Across the entries below, how many lines contain the string "号饼的正面"? Give only the count.
--- Start of GIVEN DATA ---
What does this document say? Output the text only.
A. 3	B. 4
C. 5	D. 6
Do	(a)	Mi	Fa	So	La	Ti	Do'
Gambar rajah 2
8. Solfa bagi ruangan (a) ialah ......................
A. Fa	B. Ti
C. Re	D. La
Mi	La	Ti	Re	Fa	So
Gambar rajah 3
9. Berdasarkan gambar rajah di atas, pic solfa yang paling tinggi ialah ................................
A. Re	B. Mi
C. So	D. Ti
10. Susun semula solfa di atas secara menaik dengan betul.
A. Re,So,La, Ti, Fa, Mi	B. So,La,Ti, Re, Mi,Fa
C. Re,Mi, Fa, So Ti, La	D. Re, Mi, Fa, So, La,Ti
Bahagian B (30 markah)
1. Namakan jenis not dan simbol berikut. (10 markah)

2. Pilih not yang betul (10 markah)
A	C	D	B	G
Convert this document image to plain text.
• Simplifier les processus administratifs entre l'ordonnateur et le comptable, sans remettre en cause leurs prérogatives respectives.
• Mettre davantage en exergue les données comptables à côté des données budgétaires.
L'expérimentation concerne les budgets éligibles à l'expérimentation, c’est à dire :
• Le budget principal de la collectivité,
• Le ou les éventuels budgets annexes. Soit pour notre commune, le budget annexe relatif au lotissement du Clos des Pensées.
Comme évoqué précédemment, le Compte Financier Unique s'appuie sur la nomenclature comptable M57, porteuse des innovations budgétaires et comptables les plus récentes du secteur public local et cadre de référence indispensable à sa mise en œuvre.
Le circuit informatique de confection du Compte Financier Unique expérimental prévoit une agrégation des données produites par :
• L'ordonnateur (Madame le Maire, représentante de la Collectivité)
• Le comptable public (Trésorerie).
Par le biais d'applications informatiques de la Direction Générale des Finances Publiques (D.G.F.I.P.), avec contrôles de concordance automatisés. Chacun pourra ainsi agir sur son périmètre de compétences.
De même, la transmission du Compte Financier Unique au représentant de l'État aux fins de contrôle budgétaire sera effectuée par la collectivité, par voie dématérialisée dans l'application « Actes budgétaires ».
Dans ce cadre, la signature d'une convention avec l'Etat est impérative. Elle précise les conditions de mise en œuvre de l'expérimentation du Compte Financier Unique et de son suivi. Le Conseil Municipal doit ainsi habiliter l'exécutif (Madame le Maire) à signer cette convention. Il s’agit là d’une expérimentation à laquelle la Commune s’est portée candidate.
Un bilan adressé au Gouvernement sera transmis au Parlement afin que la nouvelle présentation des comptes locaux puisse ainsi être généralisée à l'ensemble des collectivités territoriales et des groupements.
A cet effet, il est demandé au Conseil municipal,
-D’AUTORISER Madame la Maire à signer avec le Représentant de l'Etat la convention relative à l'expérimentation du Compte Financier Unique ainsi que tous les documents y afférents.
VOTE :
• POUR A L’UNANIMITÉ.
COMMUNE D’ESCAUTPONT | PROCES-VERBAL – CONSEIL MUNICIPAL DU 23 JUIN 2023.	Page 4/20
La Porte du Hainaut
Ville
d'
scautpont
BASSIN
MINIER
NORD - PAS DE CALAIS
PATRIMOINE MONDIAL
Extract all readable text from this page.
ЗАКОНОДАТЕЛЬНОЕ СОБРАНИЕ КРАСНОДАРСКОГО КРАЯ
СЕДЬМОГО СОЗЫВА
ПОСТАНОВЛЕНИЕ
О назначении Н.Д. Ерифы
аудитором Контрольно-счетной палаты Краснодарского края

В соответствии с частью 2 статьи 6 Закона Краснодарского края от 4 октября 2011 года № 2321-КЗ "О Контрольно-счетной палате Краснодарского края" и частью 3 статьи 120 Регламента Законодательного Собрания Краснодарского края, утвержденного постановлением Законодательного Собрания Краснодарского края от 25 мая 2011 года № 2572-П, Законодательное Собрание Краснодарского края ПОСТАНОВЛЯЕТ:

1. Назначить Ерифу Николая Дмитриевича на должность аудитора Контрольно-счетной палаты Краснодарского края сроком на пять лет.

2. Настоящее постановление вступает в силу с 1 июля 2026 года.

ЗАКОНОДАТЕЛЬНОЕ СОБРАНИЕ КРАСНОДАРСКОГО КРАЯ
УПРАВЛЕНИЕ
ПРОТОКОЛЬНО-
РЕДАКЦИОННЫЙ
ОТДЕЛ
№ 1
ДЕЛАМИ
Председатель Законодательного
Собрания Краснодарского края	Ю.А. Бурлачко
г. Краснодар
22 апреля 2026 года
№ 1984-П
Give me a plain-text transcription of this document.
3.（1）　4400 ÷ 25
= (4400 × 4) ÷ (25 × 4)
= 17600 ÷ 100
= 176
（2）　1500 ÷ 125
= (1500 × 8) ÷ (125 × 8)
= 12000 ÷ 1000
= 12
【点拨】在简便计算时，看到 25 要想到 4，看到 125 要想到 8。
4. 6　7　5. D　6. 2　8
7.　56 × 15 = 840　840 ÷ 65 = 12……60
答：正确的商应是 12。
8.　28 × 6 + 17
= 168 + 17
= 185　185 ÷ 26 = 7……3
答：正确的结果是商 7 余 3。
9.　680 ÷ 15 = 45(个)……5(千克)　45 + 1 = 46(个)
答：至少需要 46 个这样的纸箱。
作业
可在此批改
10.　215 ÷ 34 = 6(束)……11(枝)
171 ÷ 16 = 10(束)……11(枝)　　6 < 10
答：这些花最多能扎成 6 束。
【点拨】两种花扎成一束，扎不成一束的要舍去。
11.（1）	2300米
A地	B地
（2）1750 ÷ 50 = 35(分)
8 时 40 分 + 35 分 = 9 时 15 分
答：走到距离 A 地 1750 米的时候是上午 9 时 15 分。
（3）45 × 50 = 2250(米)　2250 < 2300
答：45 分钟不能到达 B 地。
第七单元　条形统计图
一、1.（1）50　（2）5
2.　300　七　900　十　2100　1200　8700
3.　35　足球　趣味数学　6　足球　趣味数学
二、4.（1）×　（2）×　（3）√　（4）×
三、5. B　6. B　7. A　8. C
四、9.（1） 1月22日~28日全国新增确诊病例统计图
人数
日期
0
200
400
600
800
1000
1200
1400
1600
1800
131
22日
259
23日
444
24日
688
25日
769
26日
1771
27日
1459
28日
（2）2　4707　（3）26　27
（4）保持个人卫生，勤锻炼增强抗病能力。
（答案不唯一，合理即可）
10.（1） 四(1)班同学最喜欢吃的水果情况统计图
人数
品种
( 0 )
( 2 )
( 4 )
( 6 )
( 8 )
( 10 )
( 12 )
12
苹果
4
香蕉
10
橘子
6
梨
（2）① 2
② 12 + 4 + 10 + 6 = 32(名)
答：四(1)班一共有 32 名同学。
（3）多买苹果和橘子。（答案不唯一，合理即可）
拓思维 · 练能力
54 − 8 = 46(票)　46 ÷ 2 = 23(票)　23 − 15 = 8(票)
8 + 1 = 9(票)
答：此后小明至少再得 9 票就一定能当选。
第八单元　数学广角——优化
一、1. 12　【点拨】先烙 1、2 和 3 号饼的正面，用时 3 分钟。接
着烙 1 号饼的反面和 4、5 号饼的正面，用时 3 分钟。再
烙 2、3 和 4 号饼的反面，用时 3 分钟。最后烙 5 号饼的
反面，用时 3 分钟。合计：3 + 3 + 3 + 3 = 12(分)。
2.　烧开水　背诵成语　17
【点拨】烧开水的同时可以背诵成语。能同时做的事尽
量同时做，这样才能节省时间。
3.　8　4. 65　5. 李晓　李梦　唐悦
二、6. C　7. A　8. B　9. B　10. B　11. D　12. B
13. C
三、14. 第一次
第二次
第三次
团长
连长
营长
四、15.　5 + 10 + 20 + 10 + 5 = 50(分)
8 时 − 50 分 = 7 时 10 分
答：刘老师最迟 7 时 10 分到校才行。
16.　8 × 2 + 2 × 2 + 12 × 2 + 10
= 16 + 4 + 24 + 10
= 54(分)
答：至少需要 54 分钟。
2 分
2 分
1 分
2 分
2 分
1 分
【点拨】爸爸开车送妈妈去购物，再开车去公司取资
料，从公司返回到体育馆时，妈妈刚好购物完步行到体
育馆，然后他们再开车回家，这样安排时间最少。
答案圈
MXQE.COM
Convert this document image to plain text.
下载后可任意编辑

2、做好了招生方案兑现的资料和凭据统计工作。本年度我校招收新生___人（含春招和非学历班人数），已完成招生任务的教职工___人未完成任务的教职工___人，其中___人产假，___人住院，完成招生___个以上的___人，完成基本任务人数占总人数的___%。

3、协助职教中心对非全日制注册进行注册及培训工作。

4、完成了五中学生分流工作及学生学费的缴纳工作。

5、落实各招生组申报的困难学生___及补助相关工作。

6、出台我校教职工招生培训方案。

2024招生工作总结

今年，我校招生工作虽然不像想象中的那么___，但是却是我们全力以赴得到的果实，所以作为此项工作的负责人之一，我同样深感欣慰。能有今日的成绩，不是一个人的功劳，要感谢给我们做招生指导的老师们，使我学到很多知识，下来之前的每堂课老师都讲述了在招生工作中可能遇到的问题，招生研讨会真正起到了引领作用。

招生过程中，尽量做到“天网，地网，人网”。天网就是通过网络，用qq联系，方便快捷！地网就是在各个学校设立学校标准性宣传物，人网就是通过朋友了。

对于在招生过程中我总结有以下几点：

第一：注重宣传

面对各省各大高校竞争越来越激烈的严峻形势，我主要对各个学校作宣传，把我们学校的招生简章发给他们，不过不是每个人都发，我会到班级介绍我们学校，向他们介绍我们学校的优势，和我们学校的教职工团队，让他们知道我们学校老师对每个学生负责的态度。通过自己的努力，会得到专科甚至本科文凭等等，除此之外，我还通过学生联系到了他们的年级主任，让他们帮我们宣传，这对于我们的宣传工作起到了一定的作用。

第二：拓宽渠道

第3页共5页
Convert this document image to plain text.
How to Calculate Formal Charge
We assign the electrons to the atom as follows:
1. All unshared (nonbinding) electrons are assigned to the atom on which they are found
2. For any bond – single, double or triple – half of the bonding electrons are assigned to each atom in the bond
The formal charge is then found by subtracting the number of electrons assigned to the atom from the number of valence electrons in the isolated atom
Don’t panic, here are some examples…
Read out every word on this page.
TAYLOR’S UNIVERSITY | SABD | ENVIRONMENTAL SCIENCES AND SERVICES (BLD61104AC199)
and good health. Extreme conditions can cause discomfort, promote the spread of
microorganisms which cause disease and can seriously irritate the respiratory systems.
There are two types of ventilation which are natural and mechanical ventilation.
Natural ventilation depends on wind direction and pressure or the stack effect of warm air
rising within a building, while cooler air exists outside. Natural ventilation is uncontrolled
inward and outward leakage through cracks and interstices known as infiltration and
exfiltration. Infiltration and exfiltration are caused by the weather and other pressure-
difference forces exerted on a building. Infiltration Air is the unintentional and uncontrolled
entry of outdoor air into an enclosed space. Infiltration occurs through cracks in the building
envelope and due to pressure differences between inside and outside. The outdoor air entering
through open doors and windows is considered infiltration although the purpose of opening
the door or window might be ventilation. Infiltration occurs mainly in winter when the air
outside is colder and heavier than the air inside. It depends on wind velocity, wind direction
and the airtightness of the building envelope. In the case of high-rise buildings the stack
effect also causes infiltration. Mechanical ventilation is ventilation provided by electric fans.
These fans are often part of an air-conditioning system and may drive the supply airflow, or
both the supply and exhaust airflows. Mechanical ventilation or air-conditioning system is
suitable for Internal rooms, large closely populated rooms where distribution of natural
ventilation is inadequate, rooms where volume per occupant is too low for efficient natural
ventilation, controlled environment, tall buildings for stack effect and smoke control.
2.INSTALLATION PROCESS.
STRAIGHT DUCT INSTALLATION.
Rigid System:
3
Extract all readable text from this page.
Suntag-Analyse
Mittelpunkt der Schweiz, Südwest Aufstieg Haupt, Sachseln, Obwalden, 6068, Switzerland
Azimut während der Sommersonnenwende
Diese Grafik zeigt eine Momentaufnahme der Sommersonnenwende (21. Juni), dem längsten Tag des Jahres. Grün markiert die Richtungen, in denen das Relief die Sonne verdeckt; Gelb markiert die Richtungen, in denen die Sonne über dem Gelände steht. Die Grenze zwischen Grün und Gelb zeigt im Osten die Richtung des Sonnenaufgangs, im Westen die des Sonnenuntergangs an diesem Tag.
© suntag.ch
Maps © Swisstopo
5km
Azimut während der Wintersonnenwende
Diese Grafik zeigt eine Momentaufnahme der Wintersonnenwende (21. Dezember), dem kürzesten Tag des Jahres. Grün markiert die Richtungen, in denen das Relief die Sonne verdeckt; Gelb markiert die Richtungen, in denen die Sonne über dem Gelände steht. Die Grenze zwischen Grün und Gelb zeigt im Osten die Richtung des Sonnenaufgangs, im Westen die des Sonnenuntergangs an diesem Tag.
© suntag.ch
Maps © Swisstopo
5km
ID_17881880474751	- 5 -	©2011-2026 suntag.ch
--- End of GIVEN DATA ---
◆ WRITTEN RESPONSE
2